**Source:**
________________________________________

13.  Sexism, racism, homophobia and other forms of illegitimate discrimination 
      I will sketch an application of the philosophy of rules-talk I have been recommending to solving problems of sexism, racism, and homophobia.  Although my sketch will be about sexism, I believe the same principles could be applied to solving problems of racism and homophobia.  (A more complete account of the method sketched here will be found in Richards and Swanger forthcoming.)
       Simplifying, and hoping the reader will remember qualifications, nuances, exceptions and details I have provided elsewhere, a rule (or norm) is:
        a. A regularity in the behavior of the group for which it is a rule
        b. A license for criticism when it is violated, and
        c. A guide consciously looked to for guidance
       A sexist society is one whose rules prescribe discrimination against women.  Of course, that society would not express its rules in just this way, for “discrimination” here is a pejorative term.  A sexist society talks in a way that makes discrimination against women sound (at least to the males holding power in it) right and proper, perhaps even divine.
         In a gender-equal society, the rules prescribe equality.  Equality is generally practiced.  Discrimination is the exception rather than the rule.  Violation of the norm of gender equality licenses criticism.  A woman discriminated against has a right to complain.  She can expect an apology.  The law may award her damages.  People are normally guided by the equality norm, and when they slip up and make a mistake they will consciously correct their mistake.

________________________________________

[Stored entries]
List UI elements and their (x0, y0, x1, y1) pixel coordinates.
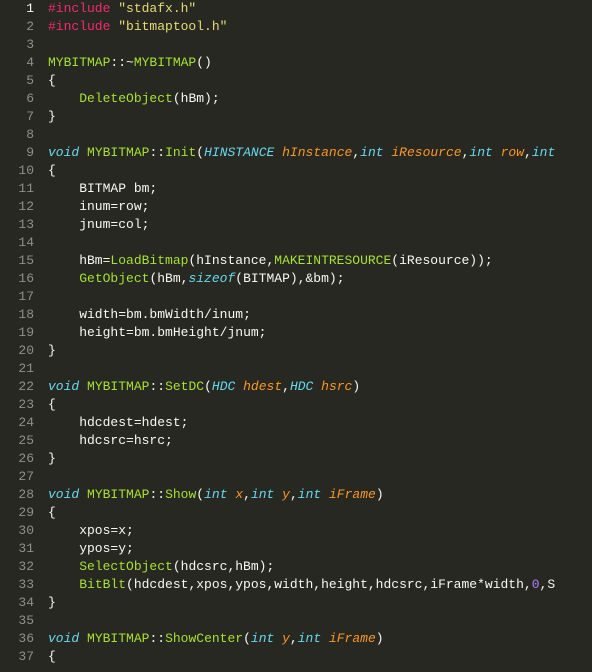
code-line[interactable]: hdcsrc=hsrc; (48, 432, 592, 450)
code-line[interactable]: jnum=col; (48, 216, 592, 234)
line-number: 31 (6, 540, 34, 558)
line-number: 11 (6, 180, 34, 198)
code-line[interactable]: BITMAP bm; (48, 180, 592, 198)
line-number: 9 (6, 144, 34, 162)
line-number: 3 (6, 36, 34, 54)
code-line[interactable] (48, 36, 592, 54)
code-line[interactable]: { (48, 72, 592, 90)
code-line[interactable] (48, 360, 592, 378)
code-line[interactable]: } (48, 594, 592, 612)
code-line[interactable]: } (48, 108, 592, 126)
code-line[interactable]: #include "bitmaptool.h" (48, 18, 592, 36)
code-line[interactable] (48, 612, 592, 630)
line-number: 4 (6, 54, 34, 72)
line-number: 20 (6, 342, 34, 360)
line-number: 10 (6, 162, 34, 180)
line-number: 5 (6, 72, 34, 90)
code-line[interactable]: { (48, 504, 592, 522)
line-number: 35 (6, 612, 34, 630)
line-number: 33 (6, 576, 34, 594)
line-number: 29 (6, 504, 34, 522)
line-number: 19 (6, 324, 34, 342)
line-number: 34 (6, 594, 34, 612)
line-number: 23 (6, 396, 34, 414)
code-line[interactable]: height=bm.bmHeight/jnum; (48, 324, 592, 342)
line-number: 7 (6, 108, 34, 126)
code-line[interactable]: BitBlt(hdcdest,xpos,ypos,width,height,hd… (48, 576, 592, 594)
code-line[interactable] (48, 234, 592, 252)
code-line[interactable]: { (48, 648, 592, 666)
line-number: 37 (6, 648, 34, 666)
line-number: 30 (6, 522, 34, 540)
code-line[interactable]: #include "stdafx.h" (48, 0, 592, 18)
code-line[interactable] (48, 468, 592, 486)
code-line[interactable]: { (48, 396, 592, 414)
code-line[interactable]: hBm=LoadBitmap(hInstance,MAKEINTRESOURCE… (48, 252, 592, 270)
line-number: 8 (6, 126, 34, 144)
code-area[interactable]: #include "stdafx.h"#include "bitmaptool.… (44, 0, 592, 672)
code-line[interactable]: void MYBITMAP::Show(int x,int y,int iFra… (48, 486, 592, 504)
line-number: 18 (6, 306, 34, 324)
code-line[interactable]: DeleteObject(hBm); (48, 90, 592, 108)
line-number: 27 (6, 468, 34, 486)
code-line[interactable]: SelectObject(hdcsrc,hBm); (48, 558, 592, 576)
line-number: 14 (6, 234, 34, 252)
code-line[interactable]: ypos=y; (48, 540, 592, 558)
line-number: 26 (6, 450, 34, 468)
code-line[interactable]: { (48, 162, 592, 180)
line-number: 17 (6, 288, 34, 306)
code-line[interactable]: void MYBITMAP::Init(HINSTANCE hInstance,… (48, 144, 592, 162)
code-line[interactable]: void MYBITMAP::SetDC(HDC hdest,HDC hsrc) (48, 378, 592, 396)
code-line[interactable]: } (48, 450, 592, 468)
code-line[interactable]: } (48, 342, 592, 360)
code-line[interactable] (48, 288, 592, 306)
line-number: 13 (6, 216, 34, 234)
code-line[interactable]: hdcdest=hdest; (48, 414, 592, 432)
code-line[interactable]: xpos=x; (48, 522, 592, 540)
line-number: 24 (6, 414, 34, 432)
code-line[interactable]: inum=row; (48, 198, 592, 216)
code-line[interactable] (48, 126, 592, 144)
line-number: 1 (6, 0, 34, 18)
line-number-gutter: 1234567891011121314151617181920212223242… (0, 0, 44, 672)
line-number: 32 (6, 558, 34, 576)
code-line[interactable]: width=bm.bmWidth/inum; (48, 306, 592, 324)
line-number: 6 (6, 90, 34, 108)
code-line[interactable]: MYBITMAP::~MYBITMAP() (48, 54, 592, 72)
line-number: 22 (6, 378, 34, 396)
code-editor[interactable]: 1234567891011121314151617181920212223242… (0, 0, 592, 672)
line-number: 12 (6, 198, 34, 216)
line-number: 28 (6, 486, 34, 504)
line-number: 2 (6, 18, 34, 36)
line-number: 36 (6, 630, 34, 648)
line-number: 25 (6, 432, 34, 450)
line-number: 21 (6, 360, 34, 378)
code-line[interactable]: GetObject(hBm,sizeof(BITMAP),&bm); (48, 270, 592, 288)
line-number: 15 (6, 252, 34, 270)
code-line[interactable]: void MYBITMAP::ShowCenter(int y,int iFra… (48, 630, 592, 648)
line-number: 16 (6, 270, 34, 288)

________________________________________

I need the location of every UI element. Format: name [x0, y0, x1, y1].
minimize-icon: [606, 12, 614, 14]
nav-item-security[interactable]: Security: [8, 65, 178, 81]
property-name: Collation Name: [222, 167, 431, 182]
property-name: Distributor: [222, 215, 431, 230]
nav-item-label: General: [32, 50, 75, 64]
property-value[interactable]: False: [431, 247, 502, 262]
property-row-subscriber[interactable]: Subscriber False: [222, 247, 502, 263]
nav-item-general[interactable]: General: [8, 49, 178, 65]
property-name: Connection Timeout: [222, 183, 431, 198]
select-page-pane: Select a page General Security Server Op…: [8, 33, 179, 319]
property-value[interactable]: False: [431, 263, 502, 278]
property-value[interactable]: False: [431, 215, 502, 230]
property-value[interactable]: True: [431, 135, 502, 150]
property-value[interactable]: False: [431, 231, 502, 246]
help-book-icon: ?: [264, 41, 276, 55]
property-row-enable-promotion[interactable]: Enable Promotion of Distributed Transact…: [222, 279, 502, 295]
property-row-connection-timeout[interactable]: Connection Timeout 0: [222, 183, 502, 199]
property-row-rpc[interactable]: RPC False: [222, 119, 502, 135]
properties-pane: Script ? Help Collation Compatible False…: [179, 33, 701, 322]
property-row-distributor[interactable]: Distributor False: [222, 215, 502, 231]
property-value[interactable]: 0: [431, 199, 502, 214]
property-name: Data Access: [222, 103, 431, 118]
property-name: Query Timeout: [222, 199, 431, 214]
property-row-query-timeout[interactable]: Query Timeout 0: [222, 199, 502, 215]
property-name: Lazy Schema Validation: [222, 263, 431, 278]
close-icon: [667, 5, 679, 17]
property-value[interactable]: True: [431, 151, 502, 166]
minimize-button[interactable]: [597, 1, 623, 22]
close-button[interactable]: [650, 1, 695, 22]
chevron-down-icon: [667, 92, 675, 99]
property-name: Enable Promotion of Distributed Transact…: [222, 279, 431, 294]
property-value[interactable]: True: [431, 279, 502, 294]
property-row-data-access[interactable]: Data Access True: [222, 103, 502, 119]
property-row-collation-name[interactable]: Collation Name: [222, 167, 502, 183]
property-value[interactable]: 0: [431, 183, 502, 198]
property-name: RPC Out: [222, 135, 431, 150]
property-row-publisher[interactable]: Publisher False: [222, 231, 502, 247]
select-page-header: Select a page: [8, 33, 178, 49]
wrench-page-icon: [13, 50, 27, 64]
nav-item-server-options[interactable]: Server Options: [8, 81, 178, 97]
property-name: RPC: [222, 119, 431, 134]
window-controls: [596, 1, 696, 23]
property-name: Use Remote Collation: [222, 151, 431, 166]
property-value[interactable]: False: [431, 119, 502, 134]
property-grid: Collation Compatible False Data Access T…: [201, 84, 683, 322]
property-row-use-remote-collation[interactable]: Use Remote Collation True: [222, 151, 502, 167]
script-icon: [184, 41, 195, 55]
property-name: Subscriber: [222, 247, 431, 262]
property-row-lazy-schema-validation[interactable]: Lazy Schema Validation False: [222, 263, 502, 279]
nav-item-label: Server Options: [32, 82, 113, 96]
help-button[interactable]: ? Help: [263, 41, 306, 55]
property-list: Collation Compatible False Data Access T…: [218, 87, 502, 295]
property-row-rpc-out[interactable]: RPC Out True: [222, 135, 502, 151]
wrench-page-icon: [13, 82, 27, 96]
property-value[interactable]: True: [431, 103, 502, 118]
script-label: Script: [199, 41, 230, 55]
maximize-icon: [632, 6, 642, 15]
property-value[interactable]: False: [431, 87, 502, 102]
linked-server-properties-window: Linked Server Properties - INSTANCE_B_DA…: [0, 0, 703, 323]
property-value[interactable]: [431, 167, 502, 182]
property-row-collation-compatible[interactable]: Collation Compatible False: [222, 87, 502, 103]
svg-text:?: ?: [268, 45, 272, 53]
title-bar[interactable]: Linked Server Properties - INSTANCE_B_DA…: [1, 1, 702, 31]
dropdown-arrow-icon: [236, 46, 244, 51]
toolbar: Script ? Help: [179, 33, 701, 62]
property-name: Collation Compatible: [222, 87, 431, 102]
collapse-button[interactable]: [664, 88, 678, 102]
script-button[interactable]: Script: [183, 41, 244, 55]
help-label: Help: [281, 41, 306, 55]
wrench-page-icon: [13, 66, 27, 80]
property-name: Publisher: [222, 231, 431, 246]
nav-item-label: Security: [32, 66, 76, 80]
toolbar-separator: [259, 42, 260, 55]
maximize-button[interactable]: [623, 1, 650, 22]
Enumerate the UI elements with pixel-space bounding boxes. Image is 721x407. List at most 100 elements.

________________________________________

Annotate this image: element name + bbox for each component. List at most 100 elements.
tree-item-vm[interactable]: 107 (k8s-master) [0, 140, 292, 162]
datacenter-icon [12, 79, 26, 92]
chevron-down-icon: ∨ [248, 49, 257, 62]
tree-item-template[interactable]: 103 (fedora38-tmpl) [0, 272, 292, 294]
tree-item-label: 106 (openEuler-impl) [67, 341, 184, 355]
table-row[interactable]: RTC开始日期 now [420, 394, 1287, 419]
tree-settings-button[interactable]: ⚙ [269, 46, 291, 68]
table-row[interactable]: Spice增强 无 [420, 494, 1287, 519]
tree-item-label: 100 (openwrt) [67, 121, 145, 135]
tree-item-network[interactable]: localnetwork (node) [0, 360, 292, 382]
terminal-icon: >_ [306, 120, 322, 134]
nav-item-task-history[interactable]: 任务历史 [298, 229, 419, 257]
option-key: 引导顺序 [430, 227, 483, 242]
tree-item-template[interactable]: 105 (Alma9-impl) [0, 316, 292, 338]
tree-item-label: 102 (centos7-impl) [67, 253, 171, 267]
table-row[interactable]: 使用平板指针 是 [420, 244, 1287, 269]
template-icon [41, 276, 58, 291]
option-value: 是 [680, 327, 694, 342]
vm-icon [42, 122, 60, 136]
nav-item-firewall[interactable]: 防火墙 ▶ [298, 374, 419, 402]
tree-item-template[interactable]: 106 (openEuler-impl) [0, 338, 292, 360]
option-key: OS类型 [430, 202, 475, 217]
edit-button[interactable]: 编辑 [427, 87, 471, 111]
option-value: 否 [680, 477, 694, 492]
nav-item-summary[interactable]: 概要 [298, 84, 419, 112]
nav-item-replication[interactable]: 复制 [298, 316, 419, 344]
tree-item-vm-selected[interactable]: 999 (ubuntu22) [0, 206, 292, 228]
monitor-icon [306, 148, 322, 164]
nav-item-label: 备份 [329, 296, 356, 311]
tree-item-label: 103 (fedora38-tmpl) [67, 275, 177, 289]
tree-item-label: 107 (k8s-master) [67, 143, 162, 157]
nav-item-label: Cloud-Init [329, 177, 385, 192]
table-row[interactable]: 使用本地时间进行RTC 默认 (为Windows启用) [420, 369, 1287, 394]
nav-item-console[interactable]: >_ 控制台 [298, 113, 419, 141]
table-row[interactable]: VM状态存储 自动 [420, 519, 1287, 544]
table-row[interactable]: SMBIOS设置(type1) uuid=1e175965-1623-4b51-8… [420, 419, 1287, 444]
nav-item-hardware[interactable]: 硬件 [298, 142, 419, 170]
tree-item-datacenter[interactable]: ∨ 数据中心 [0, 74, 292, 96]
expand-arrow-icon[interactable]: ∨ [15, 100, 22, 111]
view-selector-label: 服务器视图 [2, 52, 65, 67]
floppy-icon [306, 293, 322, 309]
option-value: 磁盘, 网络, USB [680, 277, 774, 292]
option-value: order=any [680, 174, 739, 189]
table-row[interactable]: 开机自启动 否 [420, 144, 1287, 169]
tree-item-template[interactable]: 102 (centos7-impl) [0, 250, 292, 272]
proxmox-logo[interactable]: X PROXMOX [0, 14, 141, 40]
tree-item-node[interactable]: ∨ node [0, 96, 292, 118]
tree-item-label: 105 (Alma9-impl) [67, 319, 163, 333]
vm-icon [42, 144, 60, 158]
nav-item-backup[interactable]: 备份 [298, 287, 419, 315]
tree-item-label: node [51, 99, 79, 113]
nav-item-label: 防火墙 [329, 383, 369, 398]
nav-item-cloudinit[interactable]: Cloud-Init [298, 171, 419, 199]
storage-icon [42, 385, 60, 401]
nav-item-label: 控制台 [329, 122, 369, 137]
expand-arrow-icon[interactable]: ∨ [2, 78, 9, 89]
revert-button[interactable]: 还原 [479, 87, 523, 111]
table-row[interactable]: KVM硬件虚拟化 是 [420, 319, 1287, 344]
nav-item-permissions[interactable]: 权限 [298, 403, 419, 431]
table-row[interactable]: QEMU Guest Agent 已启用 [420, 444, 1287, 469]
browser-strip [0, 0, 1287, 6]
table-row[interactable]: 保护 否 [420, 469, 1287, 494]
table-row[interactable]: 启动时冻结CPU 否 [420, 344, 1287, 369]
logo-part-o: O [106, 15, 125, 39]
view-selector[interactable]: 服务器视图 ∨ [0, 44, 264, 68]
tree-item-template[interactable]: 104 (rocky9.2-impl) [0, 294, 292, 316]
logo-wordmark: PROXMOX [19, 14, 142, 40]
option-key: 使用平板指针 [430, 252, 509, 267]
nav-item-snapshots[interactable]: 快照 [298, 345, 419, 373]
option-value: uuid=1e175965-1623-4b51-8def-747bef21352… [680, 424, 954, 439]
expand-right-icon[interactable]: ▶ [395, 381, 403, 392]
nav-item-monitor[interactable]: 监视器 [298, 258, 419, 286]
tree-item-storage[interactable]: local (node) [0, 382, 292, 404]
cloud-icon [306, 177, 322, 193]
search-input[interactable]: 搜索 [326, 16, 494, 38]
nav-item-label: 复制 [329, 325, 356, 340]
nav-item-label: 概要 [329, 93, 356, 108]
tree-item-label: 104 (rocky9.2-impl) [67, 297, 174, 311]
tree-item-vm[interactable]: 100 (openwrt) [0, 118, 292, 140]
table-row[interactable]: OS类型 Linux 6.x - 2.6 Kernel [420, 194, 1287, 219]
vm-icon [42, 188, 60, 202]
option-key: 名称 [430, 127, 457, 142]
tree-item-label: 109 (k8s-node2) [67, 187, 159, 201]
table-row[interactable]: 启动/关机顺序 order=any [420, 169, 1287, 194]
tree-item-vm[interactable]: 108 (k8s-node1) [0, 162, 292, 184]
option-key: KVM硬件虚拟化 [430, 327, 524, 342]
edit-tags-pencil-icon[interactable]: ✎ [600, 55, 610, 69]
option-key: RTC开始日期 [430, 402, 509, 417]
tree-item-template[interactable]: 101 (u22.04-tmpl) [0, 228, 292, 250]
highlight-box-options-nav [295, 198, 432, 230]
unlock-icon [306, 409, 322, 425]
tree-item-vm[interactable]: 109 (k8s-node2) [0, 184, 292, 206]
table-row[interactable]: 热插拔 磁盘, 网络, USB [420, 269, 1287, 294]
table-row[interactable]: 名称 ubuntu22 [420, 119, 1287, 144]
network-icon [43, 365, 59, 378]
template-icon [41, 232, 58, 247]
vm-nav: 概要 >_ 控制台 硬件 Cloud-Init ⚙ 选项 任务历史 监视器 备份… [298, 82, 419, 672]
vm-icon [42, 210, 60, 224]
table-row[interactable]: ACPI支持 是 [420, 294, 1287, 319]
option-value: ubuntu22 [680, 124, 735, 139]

________________________________________

**Exercise task A:**
Output the part of the passage on rules and sexism that begins at the words "13.  Sexism, racism, homophobia" and ends after "and Swanger forthcoming.)", with nothing changed.
**Exercise task B:**
From the listing, return the lines starting with the one that has "Annotate this image: element" and ending after the one that has "option-key: OS类型 [430, 202, 475, 217]", with both of those lines included. Keep every line exactly as it is, and add nothing else.

**Full response A:**
13.  Sexism, racism, homophobia and other forms of illegitimate discrimination 
      I will sketch an application of the philosophy of rules-talk I have been recommending to solving problems of sexism, racism, and homophobia.  Although my sketch will be about sexism, I believe the same principles could be applied to solving problems of racism and homophobia.  (A more complete account of the method sketched here will be found in Richards and Swanger forthcoming.)

**Full response B:**
Annotate this image: element name + bbox for each component. List at most 100 elements.
tree-item-vm[interactable]: 107 (k8s-master) [0, 140, 292, 162]
datacenter-icon [12, 79, 26, 92]
chevron-down-icon: ∨ [248, 49, 257, 62]
tree-item-template[interactable]: 103 (fedora38-tmpl) [0, 272, 292, 294]
tree-item-label: 106 (openEuler-impl) [67, 341, 184, 355]
table-row[interactable]: RTC开始日期 now [420, 394, 1287, 419]
tree-settings-button[interactable]: ⚙ [269, 46, 291, 68]
table-row[interactable]: Spice增强 无 [420, 494, 1287, 519]
tree-item-label: 100 (openwrt) [67, 121, 145, 135]
tree-item-network[interactable]: localnetwork (node) [0, 360, 292, 382]
terminal-icon: >_ [306, 120, 322, 134]
nav-item-task-history[interactable]: 任务历史 [298, 229, 419, 257]
option-key: 引导顺序 [430, 227, 483, 242]
tree-item-template[interactable]: 105 (Alma9-impl) [0, 316, 292, 338]
tree-item-label: 102 (centos7-impl) [67, 253, 171, 267]
table-row[interactable]: 使用平板指针 是 [420, 244, 1287, 269]
template-icon [41, 276, 58, 291]
option-value: 是 [680, 327, 694, 342]
vm-icon [42, 122, 60, 136]
nav-item-firewall[interactable]: 防火墙 ▶ [298, 374, 419, 402]
tree-item-template[interactable]: 106 (openEuler-impl) [0, 338, 292, 360]
option-key: OS类型 [430, 202, 475, 217]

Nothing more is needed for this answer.